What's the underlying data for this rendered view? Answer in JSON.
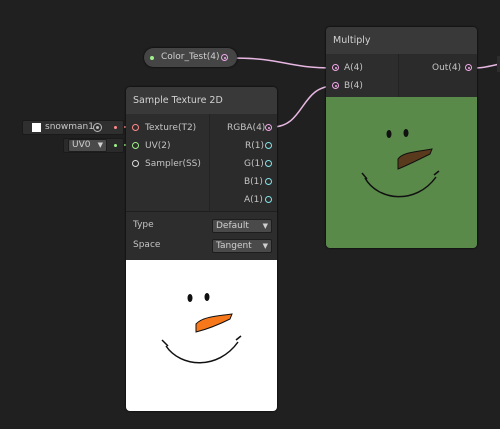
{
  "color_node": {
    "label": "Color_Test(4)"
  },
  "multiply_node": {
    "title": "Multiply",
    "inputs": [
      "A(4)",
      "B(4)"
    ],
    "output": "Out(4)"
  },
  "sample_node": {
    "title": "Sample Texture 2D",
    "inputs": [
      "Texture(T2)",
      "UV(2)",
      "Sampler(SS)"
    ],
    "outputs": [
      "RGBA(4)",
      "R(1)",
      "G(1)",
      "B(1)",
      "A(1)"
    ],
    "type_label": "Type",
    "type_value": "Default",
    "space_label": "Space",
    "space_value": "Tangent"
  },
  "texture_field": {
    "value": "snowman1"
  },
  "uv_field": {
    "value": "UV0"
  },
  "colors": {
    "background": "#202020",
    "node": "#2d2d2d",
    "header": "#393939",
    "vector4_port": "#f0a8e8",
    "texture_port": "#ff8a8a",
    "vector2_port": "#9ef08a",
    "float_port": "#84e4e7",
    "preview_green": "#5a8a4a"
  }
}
==
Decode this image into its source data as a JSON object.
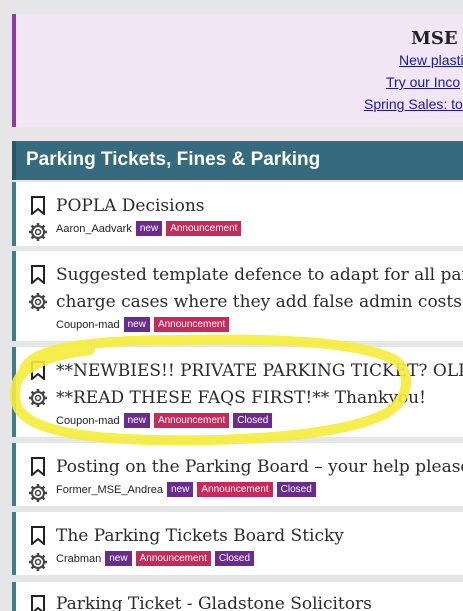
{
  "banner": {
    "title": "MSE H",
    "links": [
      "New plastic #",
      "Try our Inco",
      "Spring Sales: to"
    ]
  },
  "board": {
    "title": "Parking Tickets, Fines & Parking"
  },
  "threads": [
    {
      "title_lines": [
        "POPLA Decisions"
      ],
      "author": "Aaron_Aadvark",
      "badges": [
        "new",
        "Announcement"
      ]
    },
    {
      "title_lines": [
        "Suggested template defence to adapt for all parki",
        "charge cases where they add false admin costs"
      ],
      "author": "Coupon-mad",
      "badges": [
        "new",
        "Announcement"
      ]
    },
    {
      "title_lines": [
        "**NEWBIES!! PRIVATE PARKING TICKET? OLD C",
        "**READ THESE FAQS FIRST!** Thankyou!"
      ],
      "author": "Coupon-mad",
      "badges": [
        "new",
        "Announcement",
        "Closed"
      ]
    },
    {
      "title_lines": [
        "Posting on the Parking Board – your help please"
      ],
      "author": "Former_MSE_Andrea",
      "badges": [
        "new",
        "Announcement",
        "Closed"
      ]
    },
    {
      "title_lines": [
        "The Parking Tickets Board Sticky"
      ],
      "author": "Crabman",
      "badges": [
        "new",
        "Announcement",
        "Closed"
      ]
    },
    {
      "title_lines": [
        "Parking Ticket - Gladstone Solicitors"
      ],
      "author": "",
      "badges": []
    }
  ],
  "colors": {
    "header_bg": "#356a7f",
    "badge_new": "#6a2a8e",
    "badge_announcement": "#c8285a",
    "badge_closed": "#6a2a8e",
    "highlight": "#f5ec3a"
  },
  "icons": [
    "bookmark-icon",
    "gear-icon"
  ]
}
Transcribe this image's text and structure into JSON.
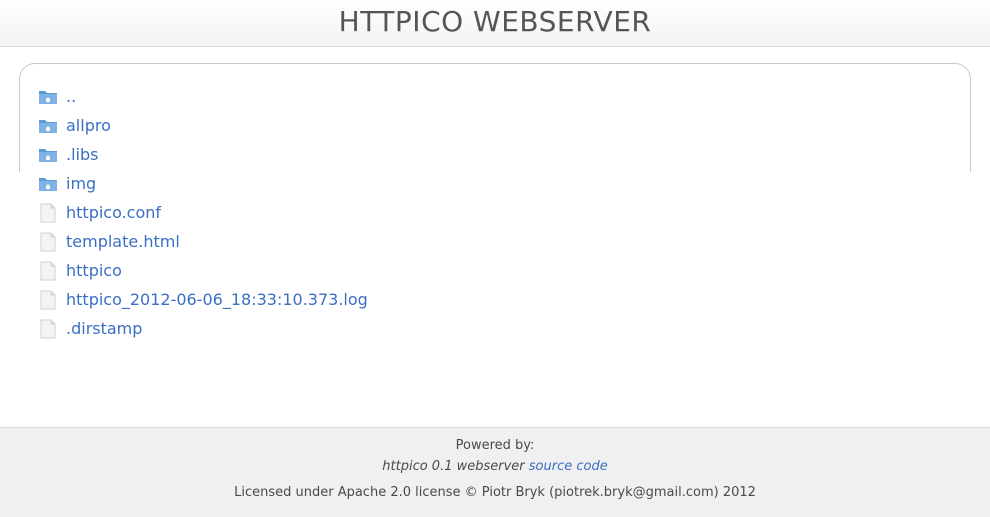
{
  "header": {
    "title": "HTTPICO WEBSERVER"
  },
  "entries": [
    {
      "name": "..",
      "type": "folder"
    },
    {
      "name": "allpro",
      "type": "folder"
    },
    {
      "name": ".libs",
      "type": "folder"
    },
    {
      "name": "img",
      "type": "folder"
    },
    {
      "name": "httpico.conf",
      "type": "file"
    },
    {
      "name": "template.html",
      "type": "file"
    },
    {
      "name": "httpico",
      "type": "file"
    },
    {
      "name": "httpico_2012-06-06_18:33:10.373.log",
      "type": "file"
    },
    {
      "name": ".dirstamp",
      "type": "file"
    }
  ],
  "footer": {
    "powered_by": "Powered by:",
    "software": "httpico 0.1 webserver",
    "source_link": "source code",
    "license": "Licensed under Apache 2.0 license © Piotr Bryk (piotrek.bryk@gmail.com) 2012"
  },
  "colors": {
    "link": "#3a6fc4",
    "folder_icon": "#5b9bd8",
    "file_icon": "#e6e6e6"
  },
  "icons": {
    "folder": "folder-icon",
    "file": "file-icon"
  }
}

Stated exercise: Say how many lines in the records contain the string "data", and say nothing else.

Worked answer: 2